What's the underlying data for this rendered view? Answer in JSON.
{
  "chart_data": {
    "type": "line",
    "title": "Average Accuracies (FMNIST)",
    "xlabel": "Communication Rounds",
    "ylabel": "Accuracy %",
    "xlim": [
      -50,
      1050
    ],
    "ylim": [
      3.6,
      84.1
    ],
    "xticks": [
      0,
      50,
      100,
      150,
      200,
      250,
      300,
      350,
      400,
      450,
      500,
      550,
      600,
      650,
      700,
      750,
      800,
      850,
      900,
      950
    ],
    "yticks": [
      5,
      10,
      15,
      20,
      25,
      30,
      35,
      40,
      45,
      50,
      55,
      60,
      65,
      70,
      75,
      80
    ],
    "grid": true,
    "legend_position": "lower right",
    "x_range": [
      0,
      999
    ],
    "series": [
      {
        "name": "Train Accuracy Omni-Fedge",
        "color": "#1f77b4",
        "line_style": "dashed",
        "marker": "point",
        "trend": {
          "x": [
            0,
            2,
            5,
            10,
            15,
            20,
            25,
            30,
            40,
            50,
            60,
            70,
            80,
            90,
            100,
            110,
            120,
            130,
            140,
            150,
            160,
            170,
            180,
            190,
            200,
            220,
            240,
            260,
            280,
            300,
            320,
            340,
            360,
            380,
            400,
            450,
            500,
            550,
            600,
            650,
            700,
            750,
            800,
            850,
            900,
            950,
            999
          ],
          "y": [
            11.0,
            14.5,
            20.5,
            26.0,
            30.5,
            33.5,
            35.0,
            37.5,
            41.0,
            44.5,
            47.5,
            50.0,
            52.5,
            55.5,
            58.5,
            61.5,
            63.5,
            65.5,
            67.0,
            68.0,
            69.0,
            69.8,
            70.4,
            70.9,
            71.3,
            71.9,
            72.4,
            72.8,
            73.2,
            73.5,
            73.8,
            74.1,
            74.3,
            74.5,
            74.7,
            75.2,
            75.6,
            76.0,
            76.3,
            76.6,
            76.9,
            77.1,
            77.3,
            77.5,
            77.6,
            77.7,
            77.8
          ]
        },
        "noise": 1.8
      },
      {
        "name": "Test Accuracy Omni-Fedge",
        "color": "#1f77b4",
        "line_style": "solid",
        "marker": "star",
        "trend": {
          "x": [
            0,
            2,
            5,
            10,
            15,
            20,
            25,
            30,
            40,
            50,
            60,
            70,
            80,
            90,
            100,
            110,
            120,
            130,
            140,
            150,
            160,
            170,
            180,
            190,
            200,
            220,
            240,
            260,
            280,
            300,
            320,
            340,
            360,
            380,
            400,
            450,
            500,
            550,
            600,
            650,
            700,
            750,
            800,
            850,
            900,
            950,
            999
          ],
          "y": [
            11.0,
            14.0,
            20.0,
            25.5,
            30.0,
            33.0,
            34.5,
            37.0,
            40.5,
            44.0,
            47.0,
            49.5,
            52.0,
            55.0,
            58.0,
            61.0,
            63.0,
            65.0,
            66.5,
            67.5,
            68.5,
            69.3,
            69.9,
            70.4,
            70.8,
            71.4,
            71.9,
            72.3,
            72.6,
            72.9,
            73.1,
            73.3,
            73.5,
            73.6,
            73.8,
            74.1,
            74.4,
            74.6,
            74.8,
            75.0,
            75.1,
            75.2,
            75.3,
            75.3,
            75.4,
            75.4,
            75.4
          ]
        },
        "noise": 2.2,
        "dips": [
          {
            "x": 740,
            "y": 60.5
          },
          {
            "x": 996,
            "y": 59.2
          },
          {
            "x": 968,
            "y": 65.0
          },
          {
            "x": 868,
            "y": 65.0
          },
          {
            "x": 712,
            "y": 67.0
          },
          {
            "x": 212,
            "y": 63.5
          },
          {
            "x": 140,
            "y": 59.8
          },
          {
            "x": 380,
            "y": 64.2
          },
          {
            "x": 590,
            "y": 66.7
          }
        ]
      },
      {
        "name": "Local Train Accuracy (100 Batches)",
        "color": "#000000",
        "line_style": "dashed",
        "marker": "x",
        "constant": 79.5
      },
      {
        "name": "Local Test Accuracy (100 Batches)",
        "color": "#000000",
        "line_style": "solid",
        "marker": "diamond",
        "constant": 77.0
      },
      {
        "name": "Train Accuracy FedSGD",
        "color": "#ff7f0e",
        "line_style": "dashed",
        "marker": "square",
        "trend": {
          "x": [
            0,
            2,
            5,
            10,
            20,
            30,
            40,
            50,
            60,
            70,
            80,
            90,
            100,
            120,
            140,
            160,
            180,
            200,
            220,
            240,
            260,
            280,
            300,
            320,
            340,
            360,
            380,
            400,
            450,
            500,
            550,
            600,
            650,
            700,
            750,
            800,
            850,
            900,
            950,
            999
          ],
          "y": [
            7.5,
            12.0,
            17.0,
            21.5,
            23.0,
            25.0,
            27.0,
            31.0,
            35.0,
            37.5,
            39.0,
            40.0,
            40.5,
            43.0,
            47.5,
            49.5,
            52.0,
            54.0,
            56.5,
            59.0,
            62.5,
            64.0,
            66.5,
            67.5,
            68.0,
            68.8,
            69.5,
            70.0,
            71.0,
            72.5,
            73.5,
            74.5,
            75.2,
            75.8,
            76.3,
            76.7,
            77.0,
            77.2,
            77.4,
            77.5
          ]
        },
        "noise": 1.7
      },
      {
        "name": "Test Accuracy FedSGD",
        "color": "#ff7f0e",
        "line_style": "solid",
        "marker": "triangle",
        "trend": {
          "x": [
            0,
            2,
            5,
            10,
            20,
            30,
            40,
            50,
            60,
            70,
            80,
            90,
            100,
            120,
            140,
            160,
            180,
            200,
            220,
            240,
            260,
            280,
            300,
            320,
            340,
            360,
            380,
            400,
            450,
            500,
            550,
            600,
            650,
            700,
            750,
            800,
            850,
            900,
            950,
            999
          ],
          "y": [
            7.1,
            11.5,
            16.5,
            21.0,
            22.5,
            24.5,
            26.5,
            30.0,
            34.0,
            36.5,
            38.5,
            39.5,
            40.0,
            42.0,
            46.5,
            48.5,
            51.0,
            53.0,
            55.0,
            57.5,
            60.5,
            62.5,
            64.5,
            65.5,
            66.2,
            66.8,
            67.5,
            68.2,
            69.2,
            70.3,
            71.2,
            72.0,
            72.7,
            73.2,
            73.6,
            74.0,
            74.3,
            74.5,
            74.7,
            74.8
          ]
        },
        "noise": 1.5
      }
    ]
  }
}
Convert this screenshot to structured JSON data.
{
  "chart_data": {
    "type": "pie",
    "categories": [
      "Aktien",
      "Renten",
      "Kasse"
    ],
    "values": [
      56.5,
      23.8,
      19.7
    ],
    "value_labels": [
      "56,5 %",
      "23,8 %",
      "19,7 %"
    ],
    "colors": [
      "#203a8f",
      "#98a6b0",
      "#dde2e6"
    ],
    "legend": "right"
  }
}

######

WHAT YOU NEED TO DO:
Pull every line containing the word "Local" out of the material.

TASK RESULT:
        "name": "Local Train Accuracy (100 Batches)",
        "name": "Local Test Accuracy (100 Batches)",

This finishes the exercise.